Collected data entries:

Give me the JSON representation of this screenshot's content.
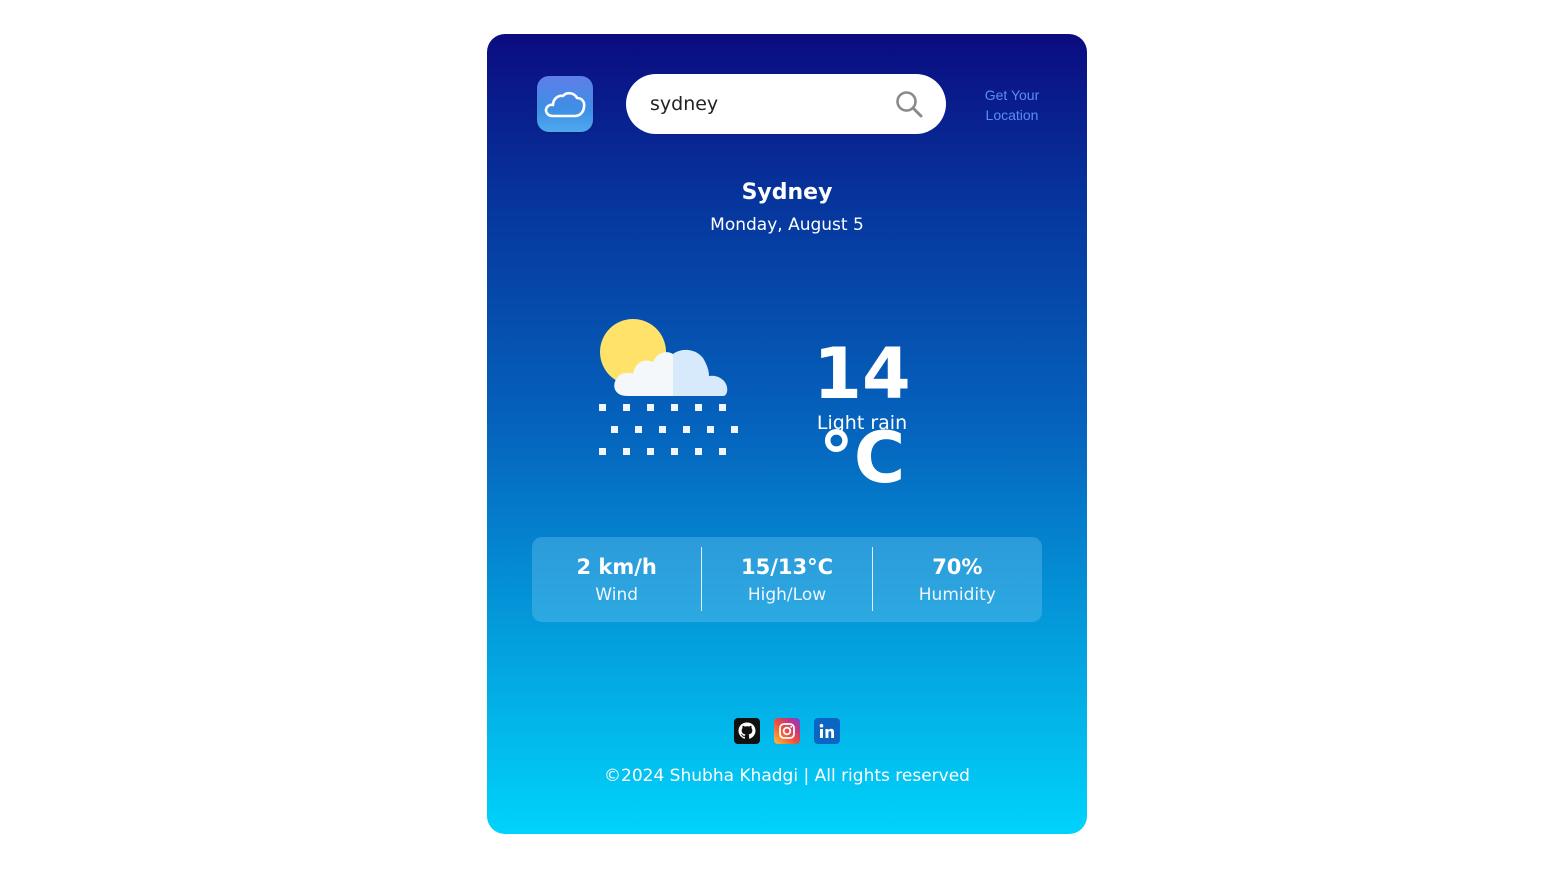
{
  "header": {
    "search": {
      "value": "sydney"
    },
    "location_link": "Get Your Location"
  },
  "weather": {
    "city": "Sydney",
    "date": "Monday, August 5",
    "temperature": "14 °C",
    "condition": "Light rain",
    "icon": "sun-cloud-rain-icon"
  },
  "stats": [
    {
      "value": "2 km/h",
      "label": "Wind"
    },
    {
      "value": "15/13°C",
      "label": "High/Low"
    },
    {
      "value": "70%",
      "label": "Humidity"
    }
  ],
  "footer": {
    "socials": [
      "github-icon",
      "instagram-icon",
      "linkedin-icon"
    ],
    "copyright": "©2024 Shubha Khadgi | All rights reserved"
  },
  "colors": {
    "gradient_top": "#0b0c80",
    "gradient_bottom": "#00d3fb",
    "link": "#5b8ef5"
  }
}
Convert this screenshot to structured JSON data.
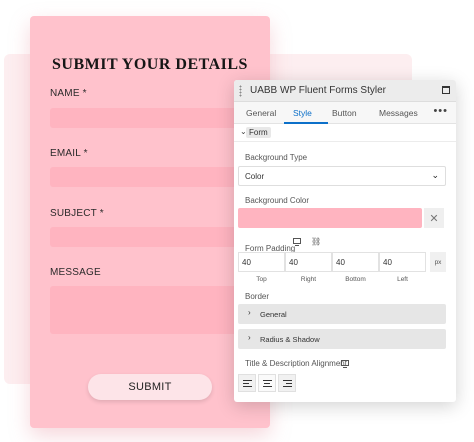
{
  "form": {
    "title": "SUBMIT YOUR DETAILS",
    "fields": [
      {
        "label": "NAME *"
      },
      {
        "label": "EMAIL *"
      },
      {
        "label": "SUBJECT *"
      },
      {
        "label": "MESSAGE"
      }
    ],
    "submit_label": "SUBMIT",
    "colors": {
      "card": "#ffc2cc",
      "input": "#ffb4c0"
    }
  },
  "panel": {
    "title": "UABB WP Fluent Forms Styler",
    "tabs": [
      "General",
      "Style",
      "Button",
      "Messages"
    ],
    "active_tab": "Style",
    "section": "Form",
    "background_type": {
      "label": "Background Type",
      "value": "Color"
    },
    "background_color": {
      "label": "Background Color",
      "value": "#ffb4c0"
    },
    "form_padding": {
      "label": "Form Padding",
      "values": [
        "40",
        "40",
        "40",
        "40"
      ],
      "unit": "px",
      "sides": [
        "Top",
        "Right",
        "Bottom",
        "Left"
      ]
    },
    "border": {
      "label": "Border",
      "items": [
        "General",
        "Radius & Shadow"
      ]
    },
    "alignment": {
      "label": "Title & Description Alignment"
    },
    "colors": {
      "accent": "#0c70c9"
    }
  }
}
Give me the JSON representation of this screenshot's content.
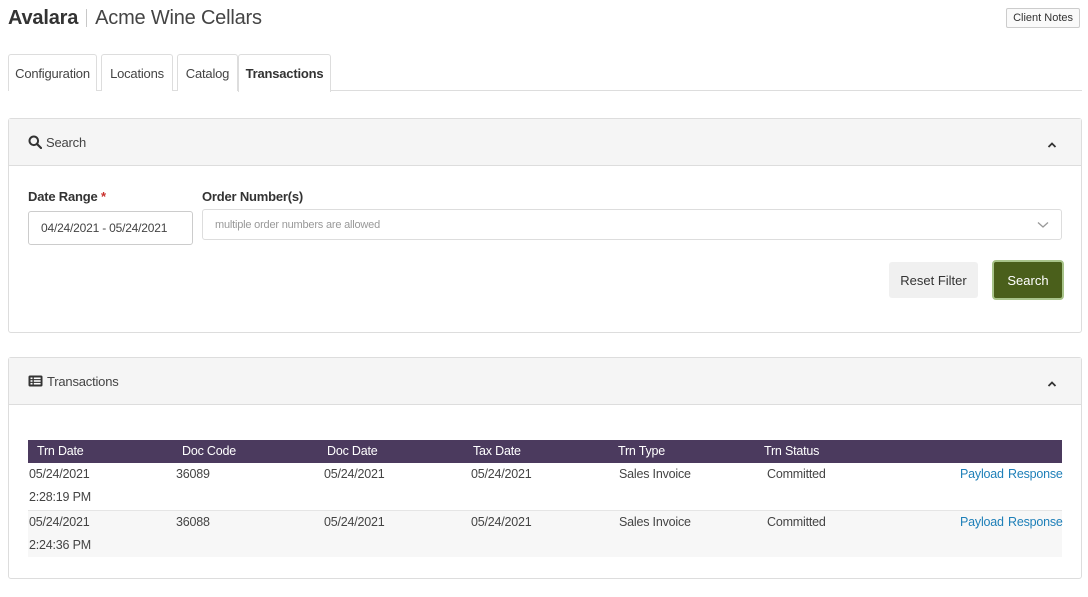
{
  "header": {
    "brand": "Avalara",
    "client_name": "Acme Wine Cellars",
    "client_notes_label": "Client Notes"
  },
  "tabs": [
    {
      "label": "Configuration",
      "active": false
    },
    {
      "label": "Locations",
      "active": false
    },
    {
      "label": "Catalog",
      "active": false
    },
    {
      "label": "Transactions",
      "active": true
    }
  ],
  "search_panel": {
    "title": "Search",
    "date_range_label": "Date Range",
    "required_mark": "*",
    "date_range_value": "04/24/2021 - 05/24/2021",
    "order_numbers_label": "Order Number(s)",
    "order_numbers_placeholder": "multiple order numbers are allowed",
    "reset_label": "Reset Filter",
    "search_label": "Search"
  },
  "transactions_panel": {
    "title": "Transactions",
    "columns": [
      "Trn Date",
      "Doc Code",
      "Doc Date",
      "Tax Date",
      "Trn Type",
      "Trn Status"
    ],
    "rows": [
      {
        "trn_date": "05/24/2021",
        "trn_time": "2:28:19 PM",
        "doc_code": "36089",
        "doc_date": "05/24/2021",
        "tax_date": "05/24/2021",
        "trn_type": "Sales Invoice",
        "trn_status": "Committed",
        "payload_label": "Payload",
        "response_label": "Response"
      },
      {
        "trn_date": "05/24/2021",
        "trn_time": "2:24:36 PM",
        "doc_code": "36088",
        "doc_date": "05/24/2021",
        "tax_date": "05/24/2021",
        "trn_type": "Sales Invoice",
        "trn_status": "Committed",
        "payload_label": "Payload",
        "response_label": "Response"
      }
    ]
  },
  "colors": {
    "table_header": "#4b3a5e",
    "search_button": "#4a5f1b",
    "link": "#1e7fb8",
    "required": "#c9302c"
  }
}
---
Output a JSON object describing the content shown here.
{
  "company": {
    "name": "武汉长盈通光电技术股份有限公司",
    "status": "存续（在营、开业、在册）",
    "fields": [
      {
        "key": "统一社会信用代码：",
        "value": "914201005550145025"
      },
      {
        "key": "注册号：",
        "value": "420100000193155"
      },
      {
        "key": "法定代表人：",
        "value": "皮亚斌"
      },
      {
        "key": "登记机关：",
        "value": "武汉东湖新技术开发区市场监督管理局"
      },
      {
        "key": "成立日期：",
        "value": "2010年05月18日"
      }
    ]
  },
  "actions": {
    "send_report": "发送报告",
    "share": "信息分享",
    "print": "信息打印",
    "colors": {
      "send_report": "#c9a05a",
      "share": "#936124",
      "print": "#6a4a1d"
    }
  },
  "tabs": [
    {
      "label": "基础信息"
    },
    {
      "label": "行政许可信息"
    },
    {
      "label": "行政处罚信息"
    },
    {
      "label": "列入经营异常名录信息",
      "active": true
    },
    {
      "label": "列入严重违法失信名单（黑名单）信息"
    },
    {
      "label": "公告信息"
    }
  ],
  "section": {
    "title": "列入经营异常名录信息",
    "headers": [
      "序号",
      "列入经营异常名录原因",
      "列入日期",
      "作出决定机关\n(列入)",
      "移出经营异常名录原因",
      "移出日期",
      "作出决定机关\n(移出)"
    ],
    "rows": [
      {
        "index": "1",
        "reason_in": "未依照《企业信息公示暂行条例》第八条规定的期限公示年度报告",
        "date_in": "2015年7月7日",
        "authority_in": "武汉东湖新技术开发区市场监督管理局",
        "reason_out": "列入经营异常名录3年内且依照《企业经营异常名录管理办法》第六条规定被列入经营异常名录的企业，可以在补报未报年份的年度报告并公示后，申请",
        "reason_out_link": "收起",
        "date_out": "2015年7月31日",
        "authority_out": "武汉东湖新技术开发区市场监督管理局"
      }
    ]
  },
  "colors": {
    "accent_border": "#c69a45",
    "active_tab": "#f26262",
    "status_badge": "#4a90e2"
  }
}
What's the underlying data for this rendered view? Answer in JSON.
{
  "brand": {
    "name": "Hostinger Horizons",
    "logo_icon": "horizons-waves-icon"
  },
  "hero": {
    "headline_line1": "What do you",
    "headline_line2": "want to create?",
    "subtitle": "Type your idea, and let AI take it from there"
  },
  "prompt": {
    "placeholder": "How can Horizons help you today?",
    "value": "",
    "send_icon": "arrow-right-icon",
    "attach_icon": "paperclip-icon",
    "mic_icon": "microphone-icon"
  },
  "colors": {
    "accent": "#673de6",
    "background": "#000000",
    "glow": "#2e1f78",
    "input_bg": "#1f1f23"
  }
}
...
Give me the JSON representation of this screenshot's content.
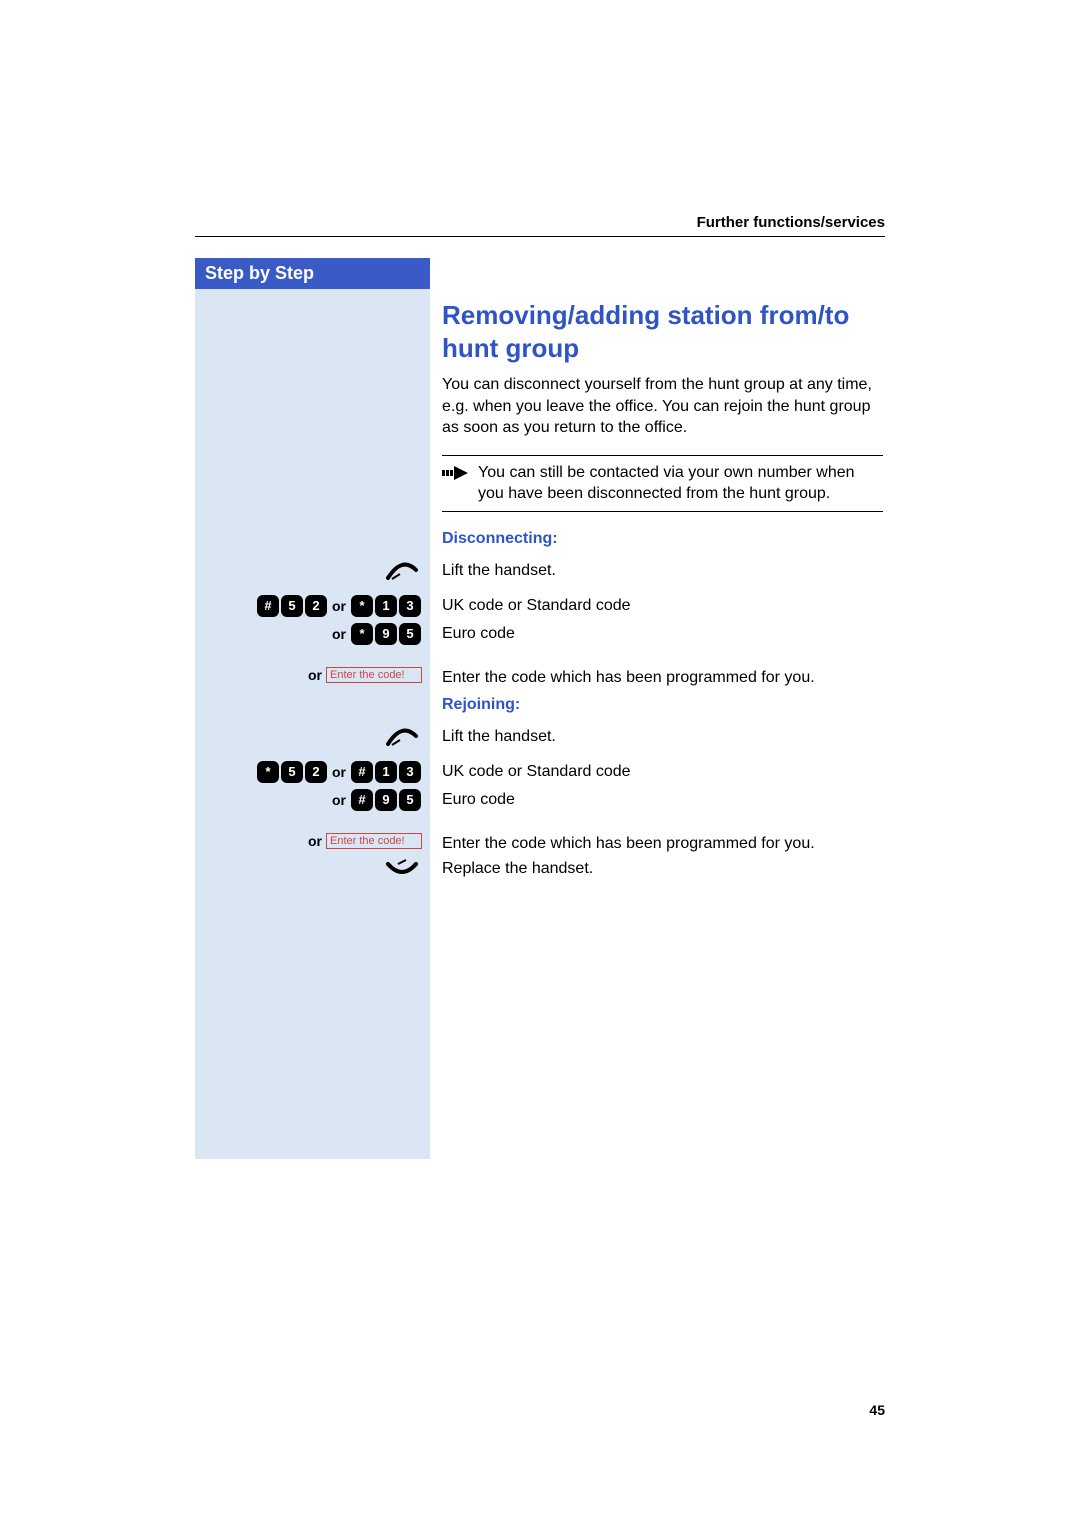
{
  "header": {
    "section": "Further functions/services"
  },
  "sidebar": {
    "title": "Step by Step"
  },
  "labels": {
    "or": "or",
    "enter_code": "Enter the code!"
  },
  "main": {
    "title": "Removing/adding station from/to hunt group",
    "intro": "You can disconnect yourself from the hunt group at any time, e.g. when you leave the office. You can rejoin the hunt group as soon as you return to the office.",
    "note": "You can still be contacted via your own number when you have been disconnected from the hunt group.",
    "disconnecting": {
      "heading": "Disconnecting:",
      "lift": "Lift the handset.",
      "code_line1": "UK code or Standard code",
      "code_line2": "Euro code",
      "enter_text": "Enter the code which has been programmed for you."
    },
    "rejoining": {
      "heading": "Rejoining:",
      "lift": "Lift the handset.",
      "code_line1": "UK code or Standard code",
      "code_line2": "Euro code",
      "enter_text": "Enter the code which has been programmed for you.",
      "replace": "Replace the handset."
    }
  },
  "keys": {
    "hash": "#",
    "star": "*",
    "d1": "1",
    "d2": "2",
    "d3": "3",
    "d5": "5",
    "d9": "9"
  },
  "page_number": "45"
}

» **Task details**: Which lines in the listing above hold the word "heading"? Show each of them.

» **Result for this task**:
      "heading": "Disconnecting:",
      "heading": "Rejoining:",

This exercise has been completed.